The state of the forking process is another thing has to be taken care of. The forking process can not be within a transaction while forking, either a dynamic transaction or a user logging transaction. The forking process can not own any locks, no matter if it is a database lock, a data set lock or a predicate lock. And, of course, the forking process can not be in a TurboIMAGE intrinsic at the time of forking. If the forking process is enabled for user logging, even when forking happens between two transactions, one more step needs to be taken: a fake DBOPEN log record must be written into the log file for the forked process. Otherwise, DBRECOV will fail to recover the transactions for the forked process.
2.2.2 Global variables
Since the forked process has its own SR5 virtual space, DP-relative global variables should not be a problem. Somehow, TurboIMAGE needs to find a way to copy the DP-relative global variables from the forking process to the forked process.
2.2.3 Open files
The forked process inherits the file structures of its parent process by having it own PLFD (Process Local File Descriptor) but sharing the same GDPD (Global Data Pointer Descriptor). Because it shares the GDPD, it shares the SMCB inside the GDPD. Because it shares SMCB, it has the same issue as threads have.
2.3 Passing "base ID" between processes
The third request in the same arena is passing "base ID" between processes. The processes may mean threads, or may mean the forking and forked processes, or parent and son processes, or even two unrelated processes. Before a discussion of this problem, let’s first understand what the "base ID" is. "Base ID" is a unique number (unique to this process), which TurboIMAGE returns when a program calls DBOPEN. The program passes a database name to DBOPEN with the first two-byte set blank. TurboIMAGE, after successfully opening the database, will put the "base ID" in this two bytes space. Basically, the "base ID" is the index to an array of pointers, which point to DBUs this process has created. This array is located in the DBUX control block. For every DBOPEN, TurboIMAGE creates a DBU control block in the SR5 virtual space. The address of the DBU is then added to the array in the DBUX, which belongs to this process. So, by getting the "base ID" from all the subsequent TurboIMAGE intrinsic calls, TurboIMAGE can link the intrinsic call to the related DBOPEN and the DBU control block. So, passing "base ID" between processes actually means sharing the DBU.

__Brief__
Reproduce word for word everything in the TurboIMAGE passage from "2.2.3 Open files" down to "as threads have.". The lines play no part in this work.

__Excerpted data__
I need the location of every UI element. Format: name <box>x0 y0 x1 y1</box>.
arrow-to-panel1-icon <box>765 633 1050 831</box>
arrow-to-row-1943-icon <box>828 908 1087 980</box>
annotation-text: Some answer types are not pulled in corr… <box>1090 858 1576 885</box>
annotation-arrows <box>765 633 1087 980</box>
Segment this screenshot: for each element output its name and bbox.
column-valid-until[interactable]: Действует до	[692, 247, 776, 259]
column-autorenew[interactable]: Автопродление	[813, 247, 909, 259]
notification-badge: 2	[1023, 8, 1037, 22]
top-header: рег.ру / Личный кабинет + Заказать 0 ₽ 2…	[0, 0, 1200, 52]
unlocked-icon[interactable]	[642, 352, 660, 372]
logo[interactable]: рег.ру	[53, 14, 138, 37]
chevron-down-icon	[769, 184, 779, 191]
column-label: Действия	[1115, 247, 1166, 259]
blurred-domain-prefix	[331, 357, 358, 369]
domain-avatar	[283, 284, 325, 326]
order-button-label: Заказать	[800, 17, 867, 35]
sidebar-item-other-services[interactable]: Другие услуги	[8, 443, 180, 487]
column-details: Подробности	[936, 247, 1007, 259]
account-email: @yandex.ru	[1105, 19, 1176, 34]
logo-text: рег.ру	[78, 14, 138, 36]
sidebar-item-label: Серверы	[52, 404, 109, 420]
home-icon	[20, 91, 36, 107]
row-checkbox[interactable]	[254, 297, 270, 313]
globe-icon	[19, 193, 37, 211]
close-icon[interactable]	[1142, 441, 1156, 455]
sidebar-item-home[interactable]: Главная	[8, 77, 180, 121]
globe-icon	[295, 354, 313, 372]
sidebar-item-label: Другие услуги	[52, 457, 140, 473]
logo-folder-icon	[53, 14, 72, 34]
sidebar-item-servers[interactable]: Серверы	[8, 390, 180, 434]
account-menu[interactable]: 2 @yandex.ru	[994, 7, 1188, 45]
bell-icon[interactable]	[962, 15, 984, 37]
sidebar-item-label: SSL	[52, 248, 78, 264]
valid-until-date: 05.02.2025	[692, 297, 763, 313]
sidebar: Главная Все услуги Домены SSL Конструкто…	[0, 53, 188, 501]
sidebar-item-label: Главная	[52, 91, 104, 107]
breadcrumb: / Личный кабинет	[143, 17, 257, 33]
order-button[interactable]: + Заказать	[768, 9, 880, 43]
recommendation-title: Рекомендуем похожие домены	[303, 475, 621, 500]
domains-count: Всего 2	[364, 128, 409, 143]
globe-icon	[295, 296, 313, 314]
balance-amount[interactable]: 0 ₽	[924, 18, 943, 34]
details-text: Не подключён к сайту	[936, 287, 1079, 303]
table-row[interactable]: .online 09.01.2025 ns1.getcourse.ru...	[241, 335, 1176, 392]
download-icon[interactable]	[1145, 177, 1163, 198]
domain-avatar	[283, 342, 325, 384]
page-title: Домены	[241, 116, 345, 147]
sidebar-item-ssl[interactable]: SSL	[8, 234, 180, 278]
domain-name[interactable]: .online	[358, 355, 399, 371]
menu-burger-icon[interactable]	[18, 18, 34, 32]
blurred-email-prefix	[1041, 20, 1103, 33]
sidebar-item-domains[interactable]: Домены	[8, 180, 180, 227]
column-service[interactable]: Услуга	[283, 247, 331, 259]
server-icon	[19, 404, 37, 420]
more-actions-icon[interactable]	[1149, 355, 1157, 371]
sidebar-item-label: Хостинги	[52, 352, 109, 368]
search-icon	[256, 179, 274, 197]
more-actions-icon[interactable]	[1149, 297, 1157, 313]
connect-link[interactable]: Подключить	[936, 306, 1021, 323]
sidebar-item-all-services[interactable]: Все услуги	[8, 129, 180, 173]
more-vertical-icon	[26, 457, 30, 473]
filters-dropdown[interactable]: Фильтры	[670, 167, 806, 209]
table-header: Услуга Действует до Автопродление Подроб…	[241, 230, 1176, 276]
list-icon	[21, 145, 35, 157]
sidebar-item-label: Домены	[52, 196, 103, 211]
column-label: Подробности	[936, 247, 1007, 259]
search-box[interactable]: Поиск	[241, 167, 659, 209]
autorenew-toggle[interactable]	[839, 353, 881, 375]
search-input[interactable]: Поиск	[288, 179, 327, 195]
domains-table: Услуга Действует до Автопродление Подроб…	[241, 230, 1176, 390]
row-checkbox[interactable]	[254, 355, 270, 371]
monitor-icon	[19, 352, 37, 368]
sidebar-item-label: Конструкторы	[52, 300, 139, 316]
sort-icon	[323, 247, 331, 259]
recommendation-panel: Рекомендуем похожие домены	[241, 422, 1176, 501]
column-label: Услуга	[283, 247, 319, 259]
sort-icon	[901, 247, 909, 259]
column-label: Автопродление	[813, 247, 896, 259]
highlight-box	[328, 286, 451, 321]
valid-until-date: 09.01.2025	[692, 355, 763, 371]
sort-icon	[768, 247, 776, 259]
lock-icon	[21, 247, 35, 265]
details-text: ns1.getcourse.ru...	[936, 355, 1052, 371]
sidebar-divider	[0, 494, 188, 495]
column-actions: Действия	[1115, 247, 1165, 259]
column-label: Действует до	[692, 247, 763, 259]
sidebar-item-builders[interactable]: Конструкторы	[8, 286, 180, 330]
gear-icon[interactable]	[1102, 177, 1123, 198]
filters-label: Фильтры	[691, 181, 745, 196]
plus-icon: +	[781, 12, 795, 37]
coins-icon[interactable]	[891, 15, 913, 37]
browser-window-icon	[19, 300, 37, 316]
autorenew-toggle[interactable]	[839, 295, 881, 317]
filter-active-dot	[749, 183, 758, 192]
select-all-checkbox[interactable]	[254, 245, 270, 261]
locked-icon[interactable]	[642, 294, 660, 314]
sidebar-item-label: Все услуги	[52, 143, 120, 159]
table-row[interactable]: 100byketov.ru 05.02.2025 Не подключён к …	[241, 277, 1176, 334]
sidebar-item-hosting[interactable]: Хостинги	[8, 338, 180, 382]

__Response to the exercise__
2.2.3 Open files
The forked process inherits the file structures of its parent process by having it own PLFD (Process Local File Descriptor) but sharing the same GDPD (Global Data Pointer Descriptor). Because it shares the GDPD, it shares the SMCB inside the GDPD. Because it shares SMCB, it has the same issue as threads have.